Below are some records. Say how many of their lines contain the string "estimated", and give nothing but the number.

■ RECORDED DATA:
◆ ◆ ◆ ◆
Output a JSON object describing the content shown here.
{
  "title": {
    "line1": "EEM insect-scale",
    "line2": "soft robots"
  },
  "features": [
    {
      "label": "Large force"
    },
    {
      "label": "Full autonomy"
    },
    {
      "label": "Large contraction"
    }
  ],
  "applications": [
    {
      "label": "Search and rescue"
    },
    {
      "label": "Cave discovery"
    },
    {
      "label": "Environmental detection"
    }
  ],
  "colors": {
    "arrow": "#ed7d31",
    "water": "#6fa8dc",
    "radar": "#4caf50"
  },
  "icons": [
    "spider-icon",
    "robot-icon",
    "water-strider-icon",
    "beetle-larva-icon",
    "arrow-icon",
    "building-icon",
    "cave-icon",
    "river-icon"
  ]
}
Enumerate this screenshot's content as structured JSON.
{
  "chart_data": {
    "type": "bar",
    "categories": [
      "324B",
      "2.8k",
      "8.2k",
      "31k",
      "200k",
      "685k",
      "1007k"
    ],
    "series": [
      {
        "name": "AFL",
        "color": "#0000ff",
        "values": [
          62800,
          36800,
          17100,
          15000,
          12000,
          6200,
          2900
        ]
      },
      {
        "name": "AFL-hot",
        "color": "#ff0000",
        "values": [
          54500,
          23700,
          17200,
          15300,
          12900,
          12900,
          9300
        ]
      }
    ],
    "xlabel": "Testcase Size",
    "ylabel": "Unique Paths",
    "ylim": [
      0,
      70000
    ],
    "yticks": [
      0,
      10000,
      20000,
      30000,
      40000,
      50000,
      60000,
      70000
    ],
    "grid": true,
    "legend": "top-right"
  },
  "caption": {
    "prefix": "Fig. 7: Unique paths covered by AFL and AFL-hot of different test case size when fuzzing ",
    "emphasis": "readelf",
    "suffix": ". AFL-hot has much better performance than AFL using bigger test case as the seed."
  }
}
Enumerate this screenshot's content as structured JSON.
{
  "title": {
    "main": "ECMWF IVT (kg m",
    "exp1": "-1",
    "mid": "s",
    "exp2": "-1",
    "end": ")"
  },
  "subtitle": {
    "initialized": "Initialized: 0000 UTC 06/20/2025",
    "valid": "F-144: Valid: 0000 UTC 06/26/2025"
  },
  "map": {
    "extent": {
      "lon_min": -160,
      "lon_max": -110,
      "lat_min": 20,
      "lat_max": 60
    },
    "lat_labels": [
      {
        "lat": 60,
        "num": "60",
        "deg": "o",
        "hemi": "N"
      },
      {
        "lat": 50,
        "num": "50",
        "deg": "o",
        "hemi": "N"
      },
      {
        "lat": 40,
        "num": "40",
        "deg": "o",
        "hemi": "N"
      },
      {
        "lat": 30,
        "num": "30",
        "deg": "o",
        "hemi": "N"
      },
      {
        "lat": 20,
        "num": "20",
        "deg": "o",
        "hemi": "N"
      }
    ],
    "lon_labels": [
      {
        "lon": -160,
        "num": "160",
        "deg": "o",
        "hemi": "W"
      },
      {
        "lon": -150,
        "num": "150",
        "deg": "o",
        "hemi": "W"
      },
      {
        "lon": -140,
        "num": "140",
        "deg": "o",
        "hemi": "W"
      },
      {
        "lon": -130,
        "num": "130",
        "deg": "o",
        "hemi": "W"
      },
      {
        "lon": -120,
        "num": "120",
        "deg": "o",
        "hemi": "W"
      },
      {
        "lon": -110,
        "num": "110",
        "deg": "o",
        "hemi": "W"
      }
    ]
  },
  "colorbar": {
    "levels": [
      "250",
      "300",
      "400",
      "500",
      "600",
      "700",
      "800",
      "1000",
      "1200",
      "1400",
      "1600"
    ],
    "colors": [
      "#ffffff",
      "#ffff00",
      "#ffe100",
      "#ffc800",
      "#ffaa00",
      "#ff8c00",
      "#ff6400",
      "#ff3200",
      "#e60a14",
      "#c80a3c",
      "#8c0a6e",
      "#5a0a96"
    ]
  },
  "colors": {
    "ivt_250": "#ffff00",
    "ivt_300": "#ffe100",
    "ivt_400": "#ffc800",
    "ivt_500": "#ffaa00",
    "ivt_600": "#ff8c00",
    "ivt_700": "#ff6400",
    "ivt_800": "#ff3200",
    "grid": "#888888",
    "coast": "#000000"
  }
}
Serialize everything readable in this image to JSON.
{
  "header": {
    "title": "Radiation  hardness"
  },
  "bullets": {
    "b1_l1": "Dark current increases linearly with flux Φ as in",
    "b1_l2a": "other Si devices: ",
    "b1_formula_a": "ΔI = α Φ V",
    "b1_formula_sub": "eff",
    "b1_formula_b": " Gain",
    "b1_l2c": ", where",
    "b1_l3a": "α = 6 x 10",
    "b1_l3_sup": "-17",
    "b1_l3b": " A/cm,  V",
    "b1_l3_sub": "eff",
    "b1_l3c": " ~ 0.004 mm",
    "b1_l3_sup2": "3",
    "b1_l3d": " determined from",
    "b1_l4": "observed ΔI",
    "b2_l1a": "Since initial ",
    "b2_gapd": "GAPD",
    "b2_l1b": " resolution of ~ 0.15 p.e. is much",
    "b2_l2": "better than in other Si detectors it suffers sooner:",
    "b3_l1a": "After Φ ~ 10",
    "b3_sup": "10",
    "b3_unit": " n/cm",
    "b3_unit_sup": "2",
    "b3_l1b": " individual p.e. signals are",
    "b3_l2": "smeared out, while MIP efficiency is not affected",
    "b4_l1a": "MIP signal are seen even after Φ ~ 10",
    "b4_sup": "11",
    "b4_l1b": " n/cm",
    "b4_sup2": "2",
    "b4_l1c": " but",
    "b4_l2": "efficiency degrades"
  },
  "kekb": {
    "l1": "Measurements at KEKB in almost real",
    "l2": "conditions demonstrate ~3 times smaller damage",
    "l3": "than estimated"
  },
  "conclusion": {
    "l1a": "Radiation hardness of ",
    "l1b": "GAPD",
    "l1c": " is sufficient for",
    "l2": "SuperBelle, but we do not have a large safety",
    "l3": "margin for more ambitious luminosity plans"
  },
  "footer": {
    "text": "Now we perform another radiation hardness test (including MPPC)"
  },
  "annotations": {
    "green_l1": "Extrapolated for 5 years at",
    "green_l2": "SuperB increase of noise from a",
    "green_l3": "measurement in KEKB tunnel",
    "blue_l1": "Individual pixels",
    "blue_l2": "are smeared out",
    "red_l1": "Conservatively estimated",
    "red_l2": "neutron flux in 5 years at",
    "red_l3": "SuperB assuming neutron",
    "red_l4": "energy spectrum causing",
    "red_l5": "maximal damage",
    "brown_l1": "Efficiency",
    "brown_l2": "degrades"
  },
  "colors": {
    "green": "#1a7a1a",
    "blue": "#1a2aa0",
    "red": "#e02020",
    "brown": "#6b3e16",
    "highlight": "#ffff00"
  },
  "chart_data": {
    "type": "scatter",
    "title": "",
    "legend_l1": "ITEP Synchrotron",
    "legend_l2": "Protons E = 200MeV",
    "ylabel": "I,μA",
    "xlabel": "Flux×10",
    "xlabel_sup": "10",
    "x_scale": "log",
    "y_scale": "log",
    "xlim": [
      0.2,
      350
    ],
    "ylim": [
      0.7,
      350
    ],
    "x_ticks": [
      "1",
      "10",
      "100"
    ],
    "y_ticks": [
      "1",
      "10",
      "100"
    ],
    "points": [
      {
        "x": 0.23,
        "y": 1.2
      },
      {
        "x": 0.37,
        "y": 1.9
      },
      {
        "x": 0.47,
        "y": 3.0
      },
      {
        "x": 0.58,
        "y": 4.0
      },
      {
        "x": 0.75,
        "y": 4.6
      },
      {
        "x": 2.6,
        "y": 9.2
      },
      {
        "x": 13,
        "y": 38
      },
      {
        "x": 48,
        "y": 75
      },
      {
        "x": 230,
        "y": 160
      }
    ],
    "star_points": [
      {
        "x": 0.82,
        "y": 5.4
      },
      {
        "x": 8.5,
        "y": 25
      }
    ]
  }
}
◆ ◆ ◆ ◆
■ WRITTEN RESPONSE:
2